>>>>>

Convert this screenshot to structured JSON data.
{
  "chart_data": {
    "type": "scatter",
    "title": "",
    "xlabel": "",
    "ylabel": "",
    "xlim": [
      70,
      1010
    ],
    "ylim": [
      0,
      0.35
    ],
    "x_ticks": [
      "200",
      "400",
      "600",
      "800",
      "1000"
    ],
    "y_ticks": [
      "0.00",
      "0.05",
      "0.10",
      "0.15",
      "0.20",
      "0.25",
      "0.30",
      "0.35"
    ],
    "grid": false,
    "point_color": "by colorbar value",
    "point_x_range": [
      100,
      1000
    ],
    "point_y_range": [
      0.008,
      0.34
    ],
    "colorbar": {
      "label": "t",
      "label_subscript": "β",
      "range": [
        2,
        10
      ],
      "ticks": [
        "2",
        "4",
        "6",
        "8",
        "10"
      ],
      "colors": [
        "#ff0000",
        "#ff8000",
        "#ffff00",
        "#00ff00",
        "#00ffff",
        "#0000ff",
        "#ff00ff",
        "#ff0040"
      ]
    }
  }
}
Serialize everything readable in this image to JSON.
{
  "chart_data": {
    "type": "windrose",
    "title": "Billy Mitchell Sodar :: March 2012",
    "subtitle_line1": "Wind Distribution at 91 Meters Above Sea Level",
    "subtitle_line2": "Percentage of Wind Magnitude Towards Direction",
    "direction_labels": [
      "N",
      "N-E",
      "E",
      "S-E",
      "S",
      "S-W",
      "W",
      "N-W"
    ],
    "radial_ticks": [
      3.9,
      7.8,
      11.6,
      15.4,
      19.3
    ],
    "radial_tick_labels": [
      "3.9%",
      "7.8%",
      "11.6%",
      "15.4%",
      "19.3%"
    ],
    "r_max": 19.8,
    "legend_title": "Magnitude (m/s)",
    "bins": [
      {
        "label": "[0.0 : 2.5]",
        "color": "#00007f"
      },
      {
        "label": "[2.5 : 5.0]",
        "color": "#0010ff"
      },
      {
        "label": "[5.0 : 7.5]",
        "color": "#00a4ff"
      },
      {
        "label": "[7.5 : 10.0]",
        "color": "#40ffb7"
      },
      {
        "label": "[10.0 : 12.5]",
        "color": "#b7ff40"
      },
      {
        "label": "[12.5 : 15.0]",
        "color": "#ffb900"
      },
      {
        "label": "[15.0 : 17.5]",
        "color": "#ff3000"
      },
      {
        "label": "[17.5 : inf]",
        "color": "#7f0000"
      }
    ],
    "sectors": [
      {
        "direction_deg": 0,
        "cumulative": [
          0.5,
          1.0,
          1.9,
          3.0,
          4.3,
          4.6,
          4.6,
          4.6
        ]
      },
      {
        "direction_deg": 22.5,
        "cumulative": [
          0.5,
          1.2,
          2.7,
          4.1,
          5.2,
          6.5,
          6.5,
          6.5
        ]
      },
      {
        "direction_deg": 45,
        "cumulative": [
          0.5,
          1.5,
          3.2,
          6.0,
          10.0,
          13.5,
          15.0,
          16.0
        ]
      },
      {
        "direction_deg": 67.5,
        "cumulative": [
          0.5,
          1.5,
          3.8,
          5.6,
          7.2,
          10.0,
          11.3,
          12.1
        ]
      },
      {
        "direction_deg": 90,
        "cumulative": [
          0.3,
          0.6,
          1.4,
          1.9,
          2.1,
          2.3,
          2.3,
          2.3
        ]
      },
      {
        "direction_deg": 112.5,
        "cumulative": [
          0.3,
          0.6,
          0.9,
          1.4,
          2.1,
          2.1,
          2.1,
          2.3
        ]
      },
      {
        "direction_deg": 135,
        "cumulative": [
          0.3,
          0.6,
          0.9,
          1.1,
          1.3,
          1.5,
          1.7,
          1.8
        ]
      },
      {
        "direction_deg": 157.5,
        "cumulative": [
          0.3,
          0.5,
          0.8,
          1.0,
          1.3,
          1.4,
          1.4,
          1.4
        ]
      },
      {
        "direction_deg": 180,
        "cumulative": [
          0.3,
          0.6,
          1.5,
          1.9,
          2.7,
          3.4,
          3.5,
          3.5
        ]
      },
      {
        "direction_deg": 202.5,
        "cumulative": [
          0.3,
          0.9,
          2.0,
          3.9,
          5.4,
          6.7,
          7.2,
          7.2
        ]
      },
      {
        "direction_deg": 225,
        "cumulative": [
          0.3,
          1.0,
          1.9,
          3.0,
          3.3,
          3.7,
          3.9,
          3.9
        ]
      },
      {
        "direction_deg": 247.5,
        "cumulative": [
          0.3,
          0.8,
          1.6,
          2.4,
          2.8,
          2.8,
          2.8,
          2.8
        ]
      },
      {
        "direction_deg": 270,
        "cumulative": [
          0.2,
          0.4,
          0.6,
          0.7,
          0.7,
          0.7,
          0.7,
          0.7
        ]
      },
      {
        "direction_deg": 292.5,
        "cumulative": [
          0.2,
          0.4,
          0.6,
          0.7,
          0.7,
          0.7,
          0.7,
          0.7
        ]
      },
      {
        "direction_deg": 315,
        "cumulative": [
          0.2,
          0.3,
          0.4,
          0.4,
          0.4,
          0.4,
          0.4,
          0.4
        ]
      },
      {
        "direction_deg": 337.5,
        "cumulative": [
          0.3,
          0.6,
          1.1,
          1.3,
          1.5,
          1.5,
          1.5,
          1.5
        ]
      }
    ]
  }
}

<<<<<

Collect every line with the string "Magnitude" from the records, and copy each.

### [The solution]
    "subtitle_line2": "Percentage of Wind Magnitude Towards Direction",
    "legend_title": "Magnitude (m/s)",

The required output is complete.